▸ **Exercise description**
Copy out the lines of the listing from the line with "informant-statement: THE ABOVE" to the line with "941, 1226, 965]", including both of those lines, with each one reproduced character for character.

Annotated element listings:
* START *

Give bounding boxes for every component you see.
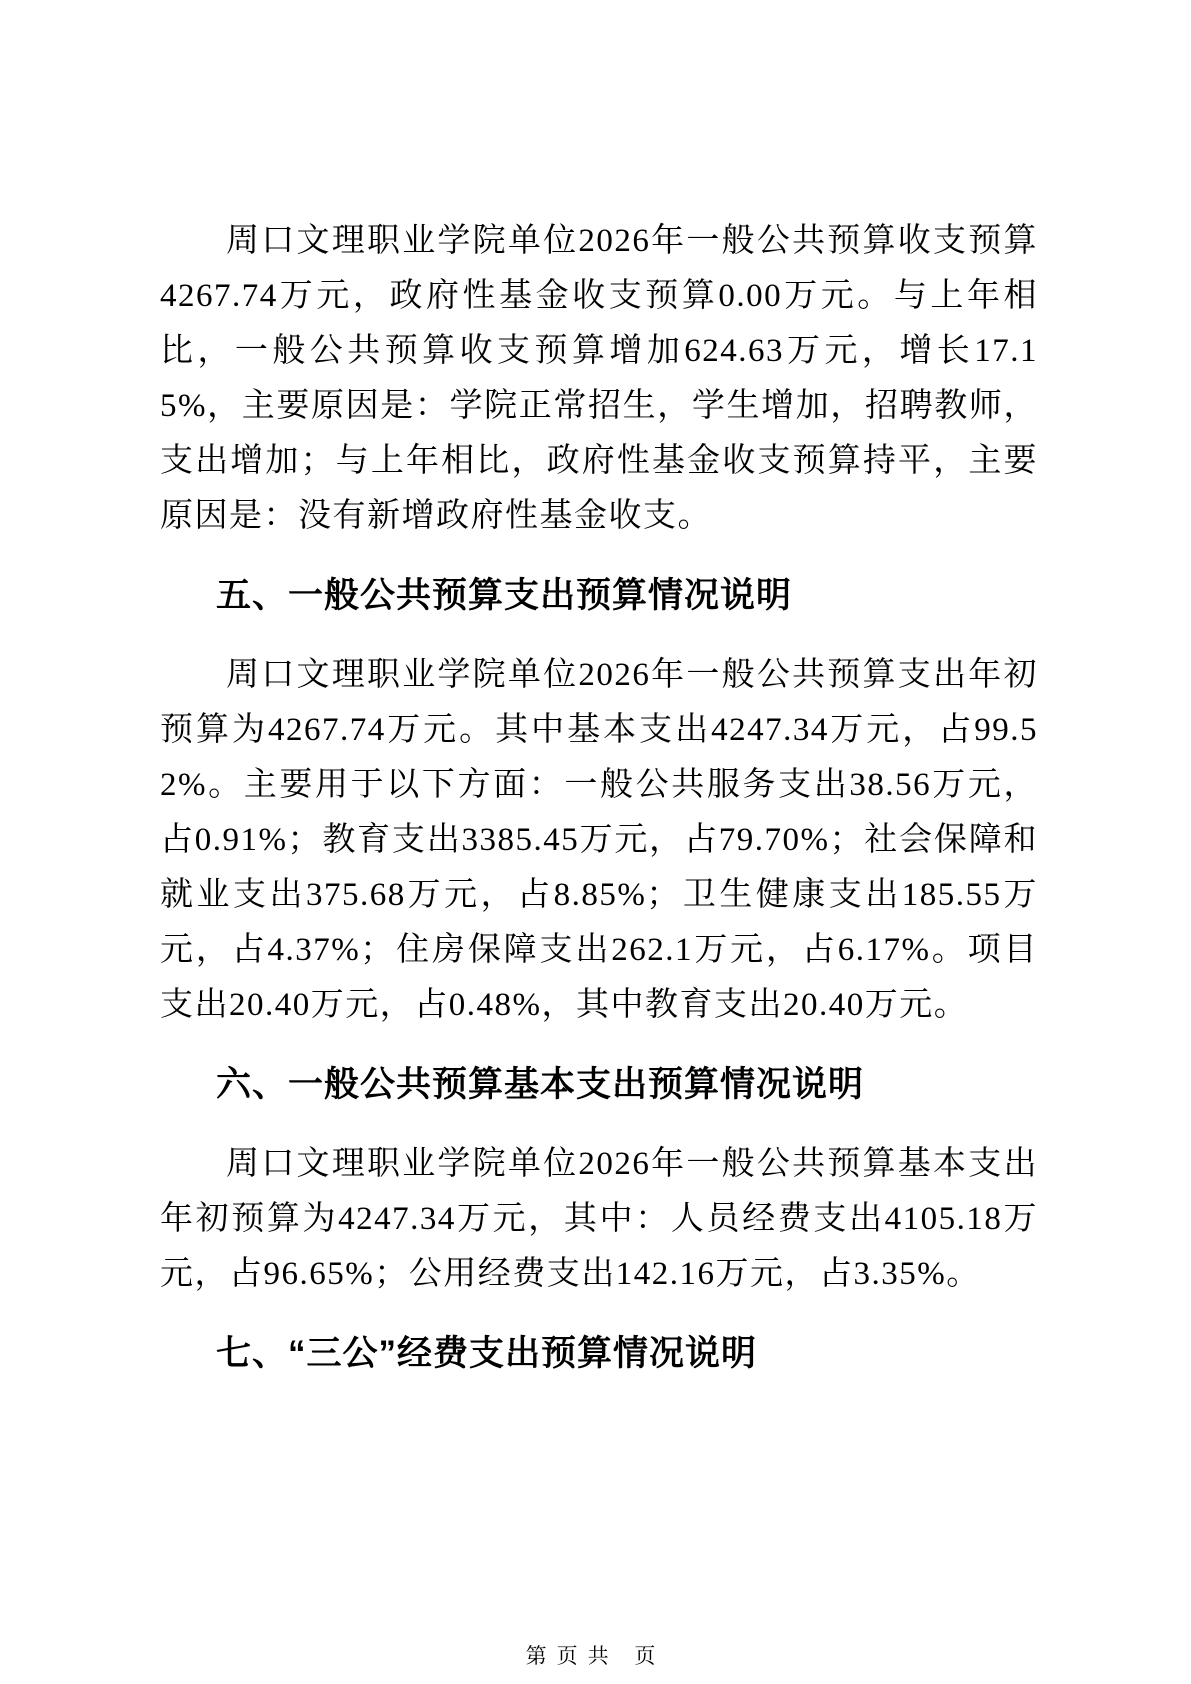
document-content: 周口文理职业学院单位2026年一般公共预算收支预算4267.74万元，政府性基金… [160,214,1038,1406]
para-basic-expenditure-detail: 周口文理职业学院单位2026年一般公共预算基本支出年初预算为4247.34万元，… [160,1137,1038,1302]
page-number-footer: 第页共 页 [0,1640,1191,1670]
para-budget-overview: 周口文理职业学院单位2026年一般公共预算收支预算4267.74万元，政府性基金… [160,214,1038,544]
para-expenditure-detail: 周口文理职业学院单位2026年一般公共预算支出年初预算为4267.74万元。其中… [160,648,1038,1033]
heading-basic-expenditure: 六、一般公共预算基本支出预算情况说明 [160,1057,1038,1112]
heading-general-budget-expenditure: 五、一般公共预算支出预算情况说明 [160,568,1038,623]
budget-document-page: 周口文理职业学院单位2026年一般公共预算收支预算4267.74万元，政府性基金… [0,0,1191,1684]
heading-three-public-funds: 七、“三公”经费支出预算情况说明 [160,1326,1038,1381]
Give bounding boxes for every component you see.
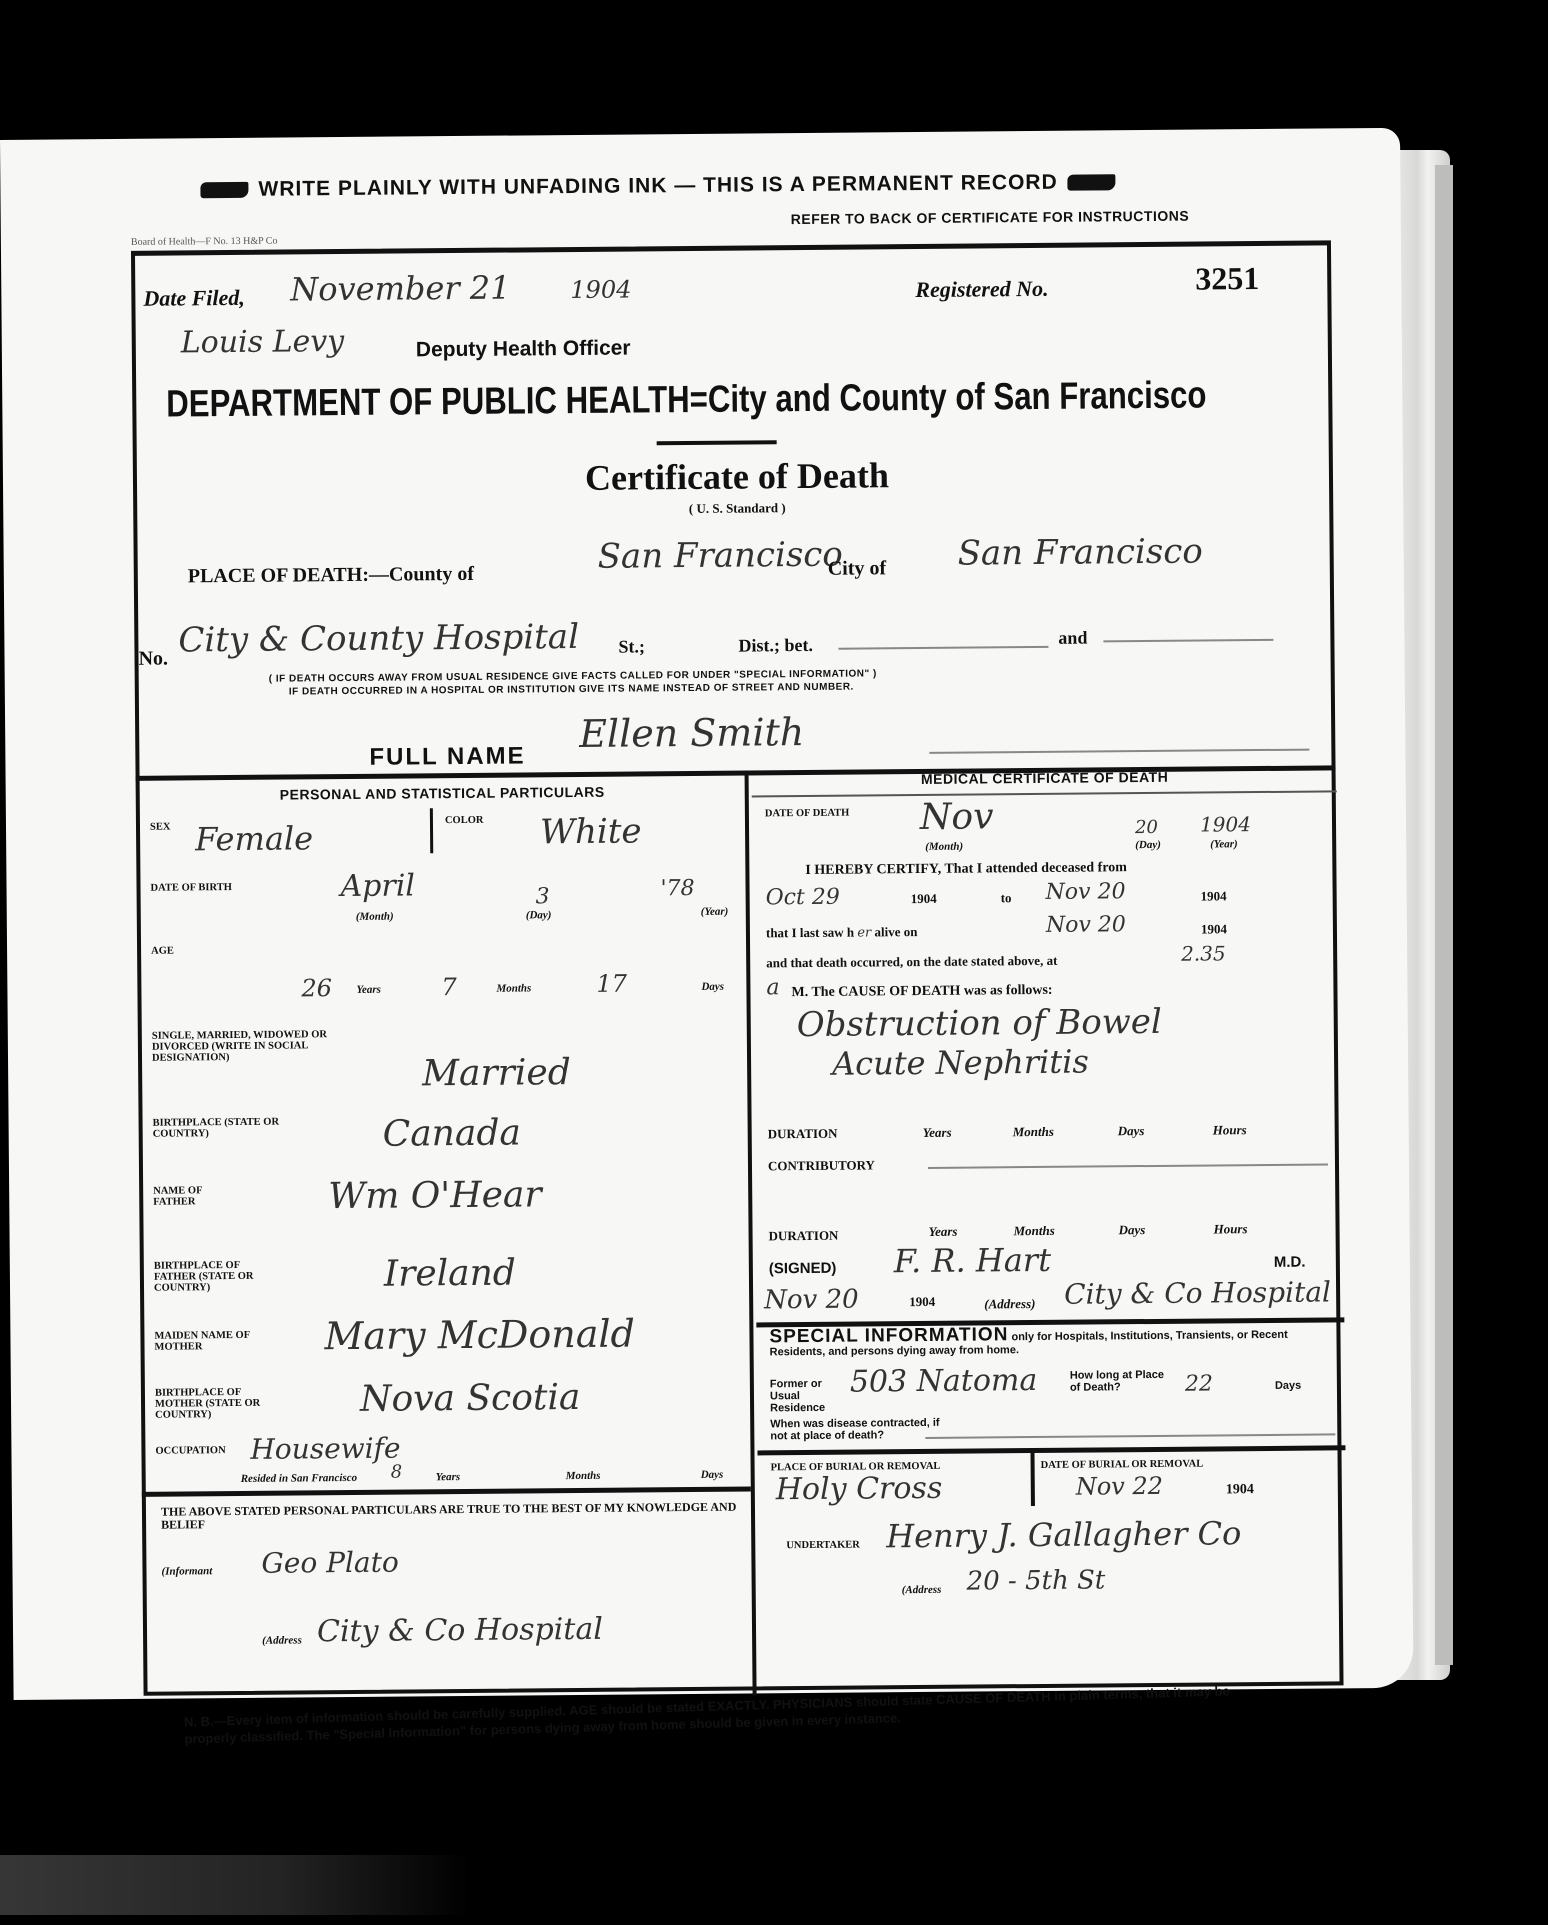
informant-statement: THE ABOVE STATED PERSONAL PARTICULARS AR…	[161, 1501, 741, 1532]
am-pm-value: a	[766, 975, 779, 1000]
date-filed-value: November 21	[290, 269, 511, 309]
occurred-text: and that death occurred, on the date sta…	[766, 953, 1057, 972]
and-label: and	[1058, 628, 1087, 649]
dod-month-caption: (Month)	[925, 841, 963, 853]
mother-name-label: MAIDEN NAME OF MOTHER	[154, 1330, 274, 1353]
duration2-years: Years	[928, 1224, 957, 1240]
officer-signature: Louis Levy	[181, 324, 345, 360]
street-label: St.;	[618, 636, 645, 657]
certificate-page: WRITE PLAINLY WITH UNFADING INK — THIS I…	[0, 128, 1414, 1700]
column-divider	[745, 770, 757, 1695]
page-edge-shadow	[1435, 165, 1453, 1665]
color-label: COLOR	[445, 815, 484, 826]
contributory-line	[928, 1163, 1328, 1168]
marital-value: Married	[422, 1052, 571, 1094]
birthplace-value: Canada	[383, 1112, 522, 1154]
age-months: 7	[441, 973, 457, 1001]
informant-label: (Informant	[161, 1565, 212, 1577]
officer-title: Deputy Health Officer	[416, 337, 631, 363]
death-time: 2.35	[1181, 941, 1226, 965]
banner-text: WRITE PLAINLY WITH UNFADING INK — THIS I…	[258, 171, 1057, 201]
signed-date: Nov 20	[764, 1285, 859, 1316]
attended-to-year: 1904	[1201, 888, 1227, 904]
attended-from: Oct 29	[766, 885, 840, 911]
last-saw-year: 1904	[1201, 921, 1227, 937]
informant-divider	[142, 1486, 751, 1496]
resided-months-caption: Months	[566, 1470, 601, 1482]
resided-label: Resided in San Francisco	[241, 1472, 358, 1485]
dob-day: 3	[536, 884, 550, 909]
duration-months: Months	[1013, 1124, 1054, 1140]
how-long-value: 22	[1185, 1371, 1213, 1396]
top-banner: WRITE PLAINLY WITH UNFADING INK — THIS I…	[190, 170, 1125, 202]
duration2-months: Months	[1013, 1223, 1054, 1239]
father-name-label: NAME OF FATHER	[153, 1185, 243, 1208]
alive-on-text: alive on	[874, 924, 917, 939]
cause-primary: Obstruction of Bowel	[797, 1002, 1162, 1045]
age-label: AGE	[151, 946, 174, 957]
father-name-value: Wm O'Hear	[328, 1174, 542, 1217]
age-months-caption: Months	[496, 982, 531, 994]
mother-birthplace-label: BIRTHPLACE OF MOTHER (State or Country)	[155, 1387, 285, 1421]
undertaker-label: UNDERTAKER	[786, 1540, 860, 1552]
county-value: San Francisco	[597, 535, 842, 577]
duration-years: Years	[923, 1125, 952, 1141]
cause-label: M. The CAUSE OF DEATH was as follows:	[791, 983, 1052, 1001]
signed-label: (SIGNED)	[769, 1260, 837, 1278]
place-instructions: ( IF DEATH OCCURS AWAY FROM USUAL RESIDE…	[269, 667, 877, 698]
informant-address-value: City & Co Hospital	[317, 1612, 603, 1649]
duration-days: Days	[1118, 1123, 1145, 1139]
refer-instructions: REFER TO BACK OF CERTIFICATE FOR INSTRUC…	[791, 208, 1190, 227]
attended-from-year: 1904	[911, 891, 937, 907]
sex-color-divider	[430, 808, 433, 853]
undertaker-value: Henry J. Gallagher Co	[886, 1514, 1241, 1555]
burial-divider	[757, 1445, 1345, 1455]
contributory-label: CONTRIBUTORY	[768, 1159, 875, 1171]
last-saw-date: Nov 20	[1046, 912, 1126, 938]
dob-month: April	[340, 868, 415, 904]
dob-year: '78	[660, 876, 694, 901]
place-of-death-label: PLACE OF DEATH:—County of	[188, 563, 474, 588]
md-label: M.D.	[1274, 1254, 1306, 1271]
attended-to: Nov 20	[1045, 879, 1125, 905]
certificate-form: Date Filed, November 21 1904 Registered …	[131, 240, 1344, 1695]
burial-place-value: Holy Cross	[776, 1471, 943, 1507]
physician-signature: F. R. Hart	[894, 1241, 1051, 1280]
title-rule	[657, 440, 777, 445]
district-line	[838, 646, 1048, 650]
district-label: Dist.; bet.	[738, 635, 813, 657]
age-years-caption: Years	[356, 984, 381, 996]
street-number-label: No.	[138, 648, 168, 671]
pointing-hand-icon	[1068, 175, 1116, 191]
residence-value: 503 Natoma	[850, 1363, 1038, 1400]
full-name-value: Ellen Smith	[579, 710, 804, 756]
date-filed-year: 1904	[570, 275, 631, 304]
marital-label: SINGLE, MARRIED, WIDOWED OR DIVORCED (Wr…	[152, 1029, 342, 1064]
registered-number: 3251	[1195, 260, 1259, 298]
certificate-title: Certificate of Death	[137, 450, 1337, 502]
undertaker-address-label: (Address	[902, 1584, 942, 1596]
physician-address-label: (Address)	[984, 1296, 1035, 1312]
last-saw-label: that I last saw h er alive on	[766, 924, 918, 941]
last-saw-pronoun: er	[857, 925, 871, 940]
resided-years: 8	[391, 1462, 403, 1483]
father-birthplace-value: Ireland	[384, 1253, 516, 1295]
full-name-label: FULL NAME	[369, 742, 525, 771]
dod-year-caption: (Year)	[1210, 838, 1238, 850]
informant-address-label: (Address	[262, 1634, 302, 1646]
dod-day: 20	[1135, 817, 1158, 838]
dob-label: DATE OF BIRTH	[150, 882, 231, 894]
sex-label: SEX	[150, 822, 171, 833]
physician-address-value: City & Co Hospital	[1064, 1275, 1331, 1310]
undertaker-address-value: 20 - 5th St	[966, 1565, 1105, 1596]
duration2-days: Days	[1118, 1222, 1145, 1238]
residence-label: Former or Usual Residence	[770, 1378, 845, 1415]
burial-column-divider	[1030, 1448, 1035, 1506]
to-label: to	[1001, 890, 1012, 906]
age-years: 26	[301, 974, 332, 1002]
department-title: DEPARTMENT OF PUBLIC HEALTH=City and Cou…	[166, 375, 1101, 426]
resided-years-caption: Years	[436, 1471, 461, 1483]
how-long-unit: Days	[1275, 1380, 1301, 1392]
registered-label: Registered No.	[915, 276, 1048, 303]
how-long-label: How long at Place of Death?	[1070, 1369, 1165, 1394]
duration-hours: Hours	[1213, 1122, 1247, 1138]
last-saw-text: that I last saw h	[766, 925, 854, 941]
duration-label: DURATION	[768, 1128, 838, 1140]
sex-value: Female	[195, 819, 313, 858]
age-days: 17	[596, 970, 627, 998]
dod-label: DATE OF DEATH	[765, 808, 849, 820]
dod-year: 1904	[1200, 812, 1251, 836]
burial-date-label: DATE of BURIAL or REMOVAL	[1041, 1459, 1204, 1471]
cause-secondary: Acute Nephritis	[832, 1043, 1089, 1083]
city-value: San Francisco	[957, 532, 1202, 574]
signed-year: 1904	[909, 1294, 935, 1310]
pointing-hand-icon	[200, 182, 248, 198]
dob-month-caption: (Month)	[356, 911, 394, 923]
mother-name-value: Mary McDonald	[324, 1312, 635, 1359]
and-line	[1103, 639, 1273, 642]
dod-day-caption: (Day)	[1135, 839, 1161, 851]
special-heading-block: SPECIAL INFORMATION only for Hospitals, …	[769, 1325, 1339, 1359]
occupation-value: Housewife	[250, 1432, 400, 1466]
dod-month: Nov	[920, 796, 994, 838]
scan-smudge	[0, 1855, 470, 1915]
burial-date-value: Nov 22	[1076, 1472, 1163, 1501]
occupation-label: OCCUPATION	[155, 1445, 225, 1457]
duration2-hours: Hours	[1213, 1221, 1247, 1237]
contracted-line	[925, 1433, 1335, 1439]
form-id: Board of Health—F No. 13 H&P Co	[131, 236, 278, 248]
dob-year-caption: (Year)	[701, 906, 729, 918]
burial-year: 1904	[1226, 1482, 1254, 1498]
city-label: City of	[828, 557, 887, 581]
medical-heading-rule	[752, 790, 1337, 797]
certify-text: I HEREBY CERTIFY, That I attended deceas…	[805, 860, 1127, 879]
informant-value: Geo Plato	[261, 1546, 399, 1580]
duration2-label: DURATION	[769, 1230, 839, 1242]
personal-heading: PERSONAL AND STATISTICAL PARTICULARS	[140, 783, 745, 804]
birthplace-label: BIRTHPLACE (State or Country)	[153, 1116, 293, 1139]
color-value: White	[540, 811, 642, 852]
date-filed-label: Date Filed,	[143, 285, 245, 312]
resided-days-caption: Days	[701, 1469, 724, 1481]
full-name-line	[929, 749, 1309, 754]
contracted-label: When was disease contracted, if not at p…	[770, 1417, 940, 1442]
father-birthplace-label: BIRTHPLACE OF FATHER (State or Country)	[154, 1260, 284, 1294]
mother-birthplace-value: Nova Scotia	[360, 1377, 581, 1420]
dob-day-caption: (Day)	[526, 909, 552, 921]
street-number-value: City & County Hospital	[178, 617, 579, 660]
age-days-caption: Days	[701, 981, 724, 993]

* END *

▸ **Response to this exercise**
informant-statement: THE ABOVE STATED PERSONAL PARTICULARS AR…	[161, 1501, 741, 1532]
am-pm-value: a	[766, 975, 779, 1000]
date-filed-value: November 21	[290, 269, 511, 309]
occurred-text: and that death occurred, on the date sta…	[766, 953, 1057, 972]
and-label: and	[1058, 628, 1087, 649]
dod-month-caption: (Month)	[925, 841, 963, 853]
mother-name-label: MAIDEN NAME OF MOTHER	[154, 1330, 274, 1353]
duration2-years: Years	[928, 1224, 957, 1240]
officer-signature: Louis Levy	[181, 324, 345, 360]
street-label: St.;	[618, 636, 645, 657]
certificate-page: WRITE PLAINLY WITH UNFADING INK — THIS I…	[0, 128, 1414, 1700]
column-divider	[745, 770, 757, 1695]
page-edge-shadow	[1435, 165, 1453, 1665]
color-label: COLOR	[445, 815, 484, 826]
contributory-line	[928, 1163, 1328, 1168]
marital-value: Married	[422, 1052, 571, 1094]
birthplace-value: Canada	[383, 1112, 522, 1154]
age-months: 7	[441, 973, 457, 1001]
informant-label: (Informant	[161, 1565, 212, 1577]
officer-title: Deputy Health Officer	[416, 337, 631, 363]
death-time: 2.35	[1181, 941, 1226, 965]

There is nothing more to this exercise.